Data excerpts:
· · ·
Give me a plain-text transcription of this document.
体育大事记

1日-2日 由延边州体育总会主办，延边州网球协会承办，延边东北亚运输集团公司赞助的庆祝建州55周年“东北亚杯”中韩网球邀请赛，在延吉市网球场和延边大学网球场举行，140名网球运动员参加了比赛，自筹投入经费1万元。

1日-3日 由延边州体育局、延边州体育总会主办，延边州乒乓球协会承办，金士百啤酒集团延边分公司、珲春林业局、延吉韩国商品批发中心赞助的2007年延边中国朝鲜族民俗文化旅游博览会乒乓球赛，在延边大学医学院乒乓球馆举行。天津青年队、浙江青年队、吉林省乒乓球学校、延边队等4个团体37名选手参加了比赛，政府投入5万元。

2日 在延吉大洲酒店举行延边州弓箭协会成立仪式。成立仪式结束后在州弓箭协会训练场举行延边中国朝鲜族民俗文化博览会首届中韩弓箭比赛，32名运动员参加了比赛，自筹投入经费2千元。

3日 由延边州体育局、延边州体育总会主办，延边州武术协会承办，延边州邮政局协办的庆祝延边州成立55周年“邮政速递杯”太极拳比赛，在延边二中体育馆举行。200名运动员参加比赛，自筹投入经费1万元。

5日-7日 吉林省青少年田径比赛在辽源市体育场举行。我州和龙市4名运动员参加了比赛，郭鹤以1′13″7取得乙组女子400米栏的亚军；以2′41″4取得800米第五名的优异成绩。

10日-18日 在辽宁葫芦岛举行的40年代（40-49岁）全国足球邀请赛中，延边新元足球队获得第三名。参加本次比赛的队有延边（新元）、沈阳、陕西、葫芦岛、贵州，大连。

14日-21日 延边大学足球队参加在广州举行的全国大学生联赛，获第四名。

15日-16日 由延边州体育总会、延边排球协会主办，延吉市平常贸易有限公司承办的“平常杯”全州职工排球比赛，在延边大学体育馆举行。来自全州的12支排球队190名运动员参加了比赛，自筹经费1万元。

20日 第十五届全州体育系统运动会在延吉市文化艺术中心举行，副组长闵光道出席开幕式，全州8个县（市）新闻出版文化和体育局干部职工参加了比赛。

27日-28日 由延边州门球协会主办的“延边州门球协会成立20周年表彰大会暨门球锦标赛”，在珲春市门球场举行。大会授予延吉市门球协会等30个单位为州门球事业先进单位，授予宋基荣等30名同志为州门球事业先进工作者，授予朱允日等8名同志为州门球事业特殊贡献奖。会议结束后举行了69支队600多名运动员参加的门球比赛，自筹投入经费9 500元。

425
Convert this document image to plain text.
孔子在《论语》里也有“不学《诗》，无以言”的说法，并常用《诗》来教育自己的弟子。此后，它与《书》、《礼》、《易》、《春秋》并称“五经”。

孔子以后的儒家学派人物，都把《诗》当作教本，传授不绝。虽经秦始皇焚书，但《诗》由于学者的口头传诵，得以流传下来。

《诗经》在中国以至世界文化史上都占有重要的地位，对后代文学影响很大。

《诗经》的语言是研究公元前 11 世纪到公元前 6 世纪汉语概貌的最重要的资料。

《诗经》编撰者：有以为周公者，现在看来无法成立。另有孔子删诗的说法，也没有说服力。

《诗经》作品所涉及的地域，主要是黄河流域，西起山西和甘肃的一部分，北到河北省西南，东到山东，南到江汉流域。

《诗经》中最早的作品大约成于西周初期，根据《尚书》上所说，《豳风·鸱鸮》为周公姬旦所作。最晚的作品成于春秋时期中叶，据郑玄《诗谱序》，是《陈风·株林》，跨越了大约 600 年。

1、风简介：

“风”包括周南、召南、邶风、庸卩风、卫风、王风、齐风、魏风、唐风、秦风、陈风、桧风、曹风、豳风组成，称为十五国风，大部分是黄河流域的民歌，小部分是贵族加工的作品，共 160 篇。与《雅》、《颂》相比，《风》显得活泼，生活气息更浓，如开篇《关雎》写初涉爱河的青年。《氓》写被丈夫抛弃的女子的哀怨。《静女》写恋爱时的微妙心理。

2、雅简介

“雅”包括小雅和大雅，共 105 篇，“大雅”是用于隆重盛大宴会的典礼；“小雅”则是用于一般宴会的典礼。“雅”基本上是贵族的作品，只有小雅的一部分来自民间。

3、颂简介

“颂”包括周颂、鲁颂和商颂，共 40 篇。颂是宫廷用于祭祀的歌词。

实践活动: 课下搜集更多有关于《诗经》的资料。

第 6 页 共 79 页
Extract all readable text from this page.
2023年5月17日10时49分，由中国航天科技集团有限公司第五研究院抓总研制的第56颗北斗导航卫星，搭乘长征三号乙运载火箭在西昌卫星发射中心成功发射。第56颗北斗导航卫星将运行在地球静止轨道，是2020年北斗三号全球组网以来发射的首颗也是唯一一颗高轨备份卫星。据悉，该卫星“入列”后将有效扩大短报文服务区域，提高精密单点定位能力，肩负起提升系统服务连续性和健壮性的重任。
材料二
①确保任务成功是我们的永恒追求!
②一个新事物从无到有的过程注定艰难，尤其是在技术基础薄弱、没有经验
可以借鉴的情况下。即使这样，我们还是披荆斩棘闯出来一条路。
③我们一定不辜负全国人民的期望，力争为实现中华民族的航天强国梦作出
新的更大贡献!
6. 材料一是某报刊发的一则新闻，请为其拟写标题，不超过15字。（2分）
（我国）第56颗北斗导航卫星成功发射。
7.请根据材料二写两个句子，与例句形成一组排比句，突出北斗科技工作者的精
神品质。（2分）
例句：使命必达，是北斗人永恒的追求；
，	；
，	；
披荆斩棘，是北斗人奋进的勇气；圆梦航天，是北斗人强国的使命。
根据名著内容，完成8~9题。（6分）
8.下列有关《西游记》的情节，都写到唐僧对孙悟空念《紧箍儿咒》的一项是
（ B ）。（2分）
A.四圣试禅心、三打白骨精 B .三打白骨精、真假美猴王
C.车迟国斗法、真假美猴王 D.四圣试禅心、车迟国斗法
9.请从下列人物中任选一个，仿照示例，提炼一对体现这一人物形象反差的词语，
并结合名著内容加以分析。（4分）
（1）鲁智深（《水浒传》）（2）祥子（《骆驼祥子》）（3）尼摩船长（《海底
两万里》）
· · ·
Goal :: Copy the records above exactly as they appear.

Reply ::
Give me a plain-text transcription of this document.
体育大事记

1日-2日 由延边州体育总会主办，延边州网球协会承办，延边东北亚运输集团公司赞助的庆祝建州55周年“东北亚杯”中韩网球邀请赛，在延吉市网球场和延边大学网球场举行，140名网球运动员参加了比赛，自筹投入经费1万元。

1日-3日 由延边州体育局、延边州体育总会主办，延边州乒乓球协会承办，金士百啤酒集团延边分公司、珲春林业局、延吉韩国商品批发中心赞助的2007年延边中国朝鲜族民俗文化旅游博览会乒乓球赛，在延边大学医学院乒乓球馆举行。天津青年队、浙江青年队、吉林省乒乓球学校、延边队等4个团体37名选手参加了比赛，政府投入5万元。

2日 在延吉大洲酒店举行延边州弓箭协会成立仪式。成立仪式结束后在州弓箭协会训练场举行延边中国朝鲜族民俗文化博览会首届中韩弓箭比赛，32名运动员参加了比赛，自筹投入经费2千元。

3日 由延边州体育局、延边州体育总会主办，延边州武术协会承办，延边州邮政局协办的庆祝延边州成立55周年“邮政速递杯”太极拳比赛，在延边二中体育馆举行。200名运动员参加比赛，自筹投入经费1万元。

5日-7日 吉林省青少年田径比赛在辽源市体育场举行。我州和龙市4名运动员参加了比赛，郭鹤以1′13″7取得乙组女子400米栏的亚军；以2′41″4取得800米第五名的优异成绩。

10日-18日 在辽宁葫芦岛举行的40年代（40-49岁）全国足球邀请赛中，延边新元足球队获得第三名。参加本次比赛的队有延边（新元）、沈阳、陕西、葫芦岛、贵州，大连。

14日-21日 延边大学足球队参加在广州举行的全国大学生联赛，获第四名。

15日-16日 由延边州体育总会、延边排球协会主办，延吉市平常贸易有限公司承办的“平常杯”全州职工排球比赛，在延边大学体育馆举行。来自全州的12支排球队190名运动员参加了比赛，自筹经费1万元。

20日 第十五届全州体育系统运动会在延吉市文化艺术中心举行，副组长闵光道出席开幕式，全州8个县（市）新闻出版文化和体育局干部职工参加了比赛。

27日-28日 由延边州门球协会主办的“延边州门球协会成立20周年表彰大会暨门球锦标赛”，在珲春市门球场举行。大会授予延吉市门球协会等30个单位为州门球事业先进单位，授予宋基荣等30名同志为州门球事业先进工作者，授予朱允日等8名同志为州门球事业特殊贡献奖。会议结束后举行了69支队600多名运动员参加的门球比赛，自筹投入经费9 500元。

425
Convert this document image to plain text.
孔子在《论语》里也有“不学《诗》，无以言”的说法，并常用《诗》来教育自己的弟子。此后，它与《书》、《礼》、《易》、《春秋》并称“五经”。

孔子以后的儒家学派人物，都把《诗》当作教本，传授不绝。虽经秦始皇焚书，但《诗》由于学者的口头传诵，得以流传下来。

《诗经》在中国以至世界文化史上都占有重要的地位，对后代文学影响很大。

《诗经》的语言是研究公元前 11 世纪到公元前 6 世纪汉语概貌的最重要的资料。

《诗经》编撰者：有以为周公者，现在看来无法成立。另有孔子删诗的说法，也没有说服力。

《诗经》作品所涉及的地域，主要是黄河流域，西起山西和甘肃的一部分，北到河北省西南，东到山东，南到江汉流域。

《诗经》中最早的作品大约成于西周初期，根据《尚书》上所说，《豳风·鸱鸮》为周公姬旦所作。最晚的作品成于春秋时期中叶，据郑玄《诗谱序》，是《陈风·株林》，跨越了大约 600 年。

1、风简介：

“风”包括周南、召南、邶风、庸卩风、卫风、王风、齐风、魏风、唐风、秦风、陈风、桧风、曹风、豳风组成，称为十五国风，大部分是黄河流域的民歌，小部分是贵族加工的作品，共 160 篇。与《雅》、《颂》相比，《风》显得活泼，生活气息更浓，如开篇《关雎》写初涉爱河的青年。《氓》写被丈夫抛弃的女子的哀怨。《静女》写恋爱时的微妙心理。

2、雅简介

“雅”包括小雅和大雅，共 105 篇，“大雅”是用于隆重盛大宴会的典礼；“小雅”则是用于一般宴会的典礼。“雅”基本上是贵族的作品，只有小雅的一部分来自民间。

3、颂简介

“颂”包括周颂、鲁颂和商颂，共 40 篇。颂是宫廷用于祭祀的歌词。

实践活动: 课下搜集更多有关于《诗经》的资料。

第 6 页 共 79 页
Extract all readable text from this page.
2023年5月17日10时49分，由中国航天科技集团有限公司第五研究院抓总研制的第56颗北斗导航卫星，搭乘长征三号乙运载火箭在西昌卫星发射中心成功发射。第56颗北斗导航卫星将运行在地球静止轨道，是2020年北斗三号全球组网以来发射的首颗也是唯一一颗高轨备份卫星。据悉，该卫星“入列”后将有效扩大短报文服务区域，提高精密单点定位能力，肩负起提升系统服务连续性和健壮性的重任。
材料二
①确保任务成功是我们的永恒追求!
②一个新事物从无到有的过程注定艰难，尤其是在技术基础薄弱、没有经验
可以借鉴的情况下。即使这样，我们还是披荆斩棘闯出来一条路。
③我们一定不辜负全国人民的期望，力争为实现中华民族的航天强国梦作出
新的更大贡献!
6. 材料一是某报刊发的一则新闻，请为其拟写标题，不超过15字。（2分）
（我国）第56颗北斗导航卫星成功发射。
7.请根据材料二写两个句子，与例句形成一组排比句，突出北斗科技工作者的精
神品质。（2分）
例句：使命必达，是北斗人永恒的追求；
，	；
，	；
披荆斩棘，是北斗人奋进的勇气；圆梦航天，是北斗人强国的使命。
根据名著内容，完成8~9题。（6分）
8.下列有关《西游记》的情节，都写到唐僧对孙悟空念《紧箍儿咒》的一项是
（ B ）。（2分）
A.四圣试禅心、三打白骨精 B .三打白骨精、真假美猴王
C.车迟国斗法、真假美猴王 D.四圣试禅心、车迟国斗法
9.请从下列人物中任选一个，仿照示例，提炼一对体现这一人物形象反差的词语，
并结合名著内容加以分析。（4分）
（1）鲁智深（《水浒传》）（2）祥子（《骆驼祥子》）（3）尼摩船长（《海底
两万里》）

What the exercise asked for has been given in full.